→ What you have to do
Any pictures in the records below should be skipped; write out everything else exactly.

• • • • • • •

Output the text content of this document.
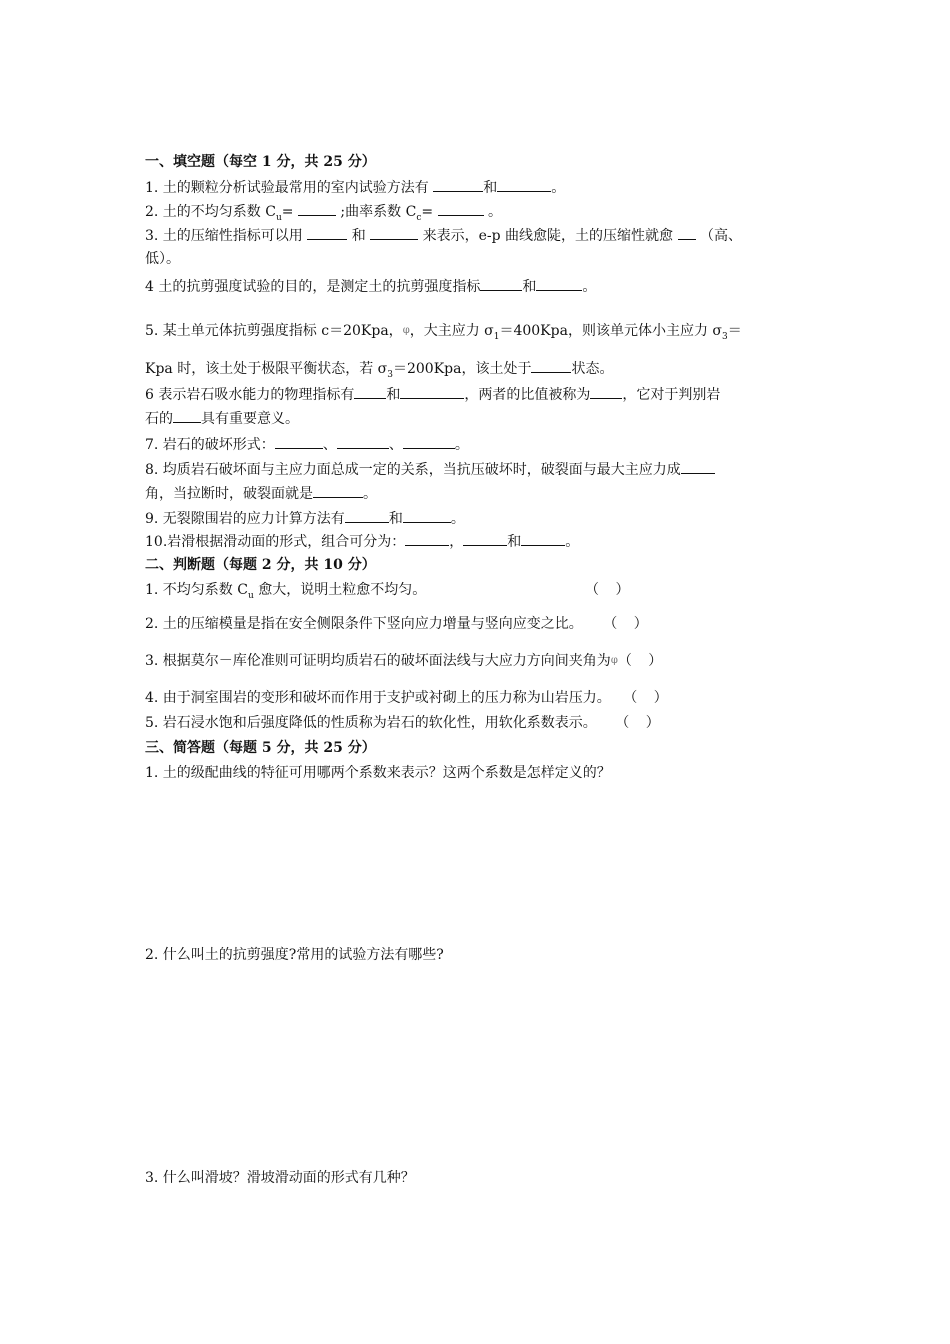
一、填空题（每空 1 分，共 25 分）
1. 土的颗粒分析试验最常用的室内试验方法有	和	。
2. 土的不均匀系数 $C_u=$	;曲率系数 $C_c=$	。
3. 土的压缩性指标可以用	和	来表示，e-p 曲线愈陡，土的压缩性就愈 （高、
低）。
4 土的抗剪强度试验的目的，是测定土的抗剪强度指标	和	。
5. 某土单元体抗剪强度指标 c＝20Kpa，φ，大主应力 $\sigma_1=400Kpa$，则该单元体小主应力 $\sigma_3=$
Kpa 时，该土处于极限平衡状态，若 $\sigma_3=200Kpa$，该土处于	状态。
6 表示岩石吸水能力的物理指标有 和	，两者的比值被称为 ，它对于判别岩
石的 具有重要意义。
7. 岩石的破坏形式：	、	、	。
8. 均质岩石破坏面与主应力面总成一定的关系，当抗压破坏时，破裂面与最大主应力成
角，当拉断时，破裂面就是	。
9. 无裂隙围岩的应力计算方法有	和	。
10.岩滑根据滑动面的形式，组合可分为：	，	和	。
二、判断题（每题 2 分，共 10 分）
1. 不均匀系数 $C_u$ 愈大，说明土粒愈不均匀。	（ ）
2. 土的压缩模量是指在安全侧限条件下竖向应力增量与竖向应变之比。 （ ）
3. 根据莫尔－库伦准则可证明均质岩石的破坏面法线与大应力方向间夹角为φ（ ）
4. 由于洞室围岩的变形和破坏而作用于支护或衬砌上的压力称为山岩压力。 （ ）
5. 岩石浸水饱和后强度降低的性质称为岩石的软化性，用软化系数表示。 （ ）
三、简答题（每题 5 分，共 25 分）
1. 土的级配曲线的特征可用哪两个系数来表示？这两个系数是怎样定义的？
2. 什么叫土的抗剪强度?常用的试验方法有哪些?
3. 什么叫滑坡？滑坡滑动面的形式有几种？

• • • • • • •

→ Solution to this problem
Output the text content of this document.
一、填空题（每空 1 分，共 25 分）
1. 土的颗粒分析试验最常用的室内试验方法有	和	。
2. 土的不均匀系数 $C_u=$	;曲率系数 $C_c=$	。
3. 土的压缩性指标可以用	和	来表示，e-p 曲线愈陡，土的压缩性就愈 （高、
低）。
4 土的抗剪强度试验的目的，是测定土的抗剪强度指标	和	。
5. 某土单元体抗剪强度指标 c＝20Kpa，φ，大主应力 $\sigma_1=400Kpa$，则该单元体小主应力 $\sigma_3=$
Kpa 时，该土处于极限平衡状态，若 $\sigma_3=200Kpa$，该土处于	状态。
6 表示岩石吸水能力的物理指标有 和	，两者的比值被称为 ，它对于判别岩
石的 具有重要意义。
7. 岩石的破坏形式：	、	、	。
8. 均质岩石破坏面与主应力面总成一定的关系，当抗压破坏时，破裂面与最大主应力成
角，当拉断时，破裂面就是	。
9. 无裂隙围岩的应力计算方法有	和	。
10.岩滑根据滑动面的形式，组合可分为：	，	和	。
二、判断题（每题 2 分，共 10 分）
1. 不均匀系数 $C_u$ 愈大，说明土粒愈不均匀。	（ ）
2. 土的压缩模量是指在安全侧限条件下竖向应力增量与竖向应变之比。 （ ）
3. 根据莫尔－库伦准则可证明均质岩石的破坏面法线与大应力方向间夹角为φ（ ）
4. 由于洞室围岩的变形和破坏而作用于支护或衬砌上的压力称为山岩压力。 （ ）
5. 岩石浸水饱和后强度降低的性质称为岩石的软化性，用软化系数表示。 （ ）
三、简答题（每题 5 分，共 25 分）
1. 土的级配曲线的特征可用哪两个系数来表示？这两个系数是怎样定义的？
2. 什么叫土的抗剪强度?常用的试验方法有哪些?
3. 什么叫滑坡？滑坡滑动面的形式有几种？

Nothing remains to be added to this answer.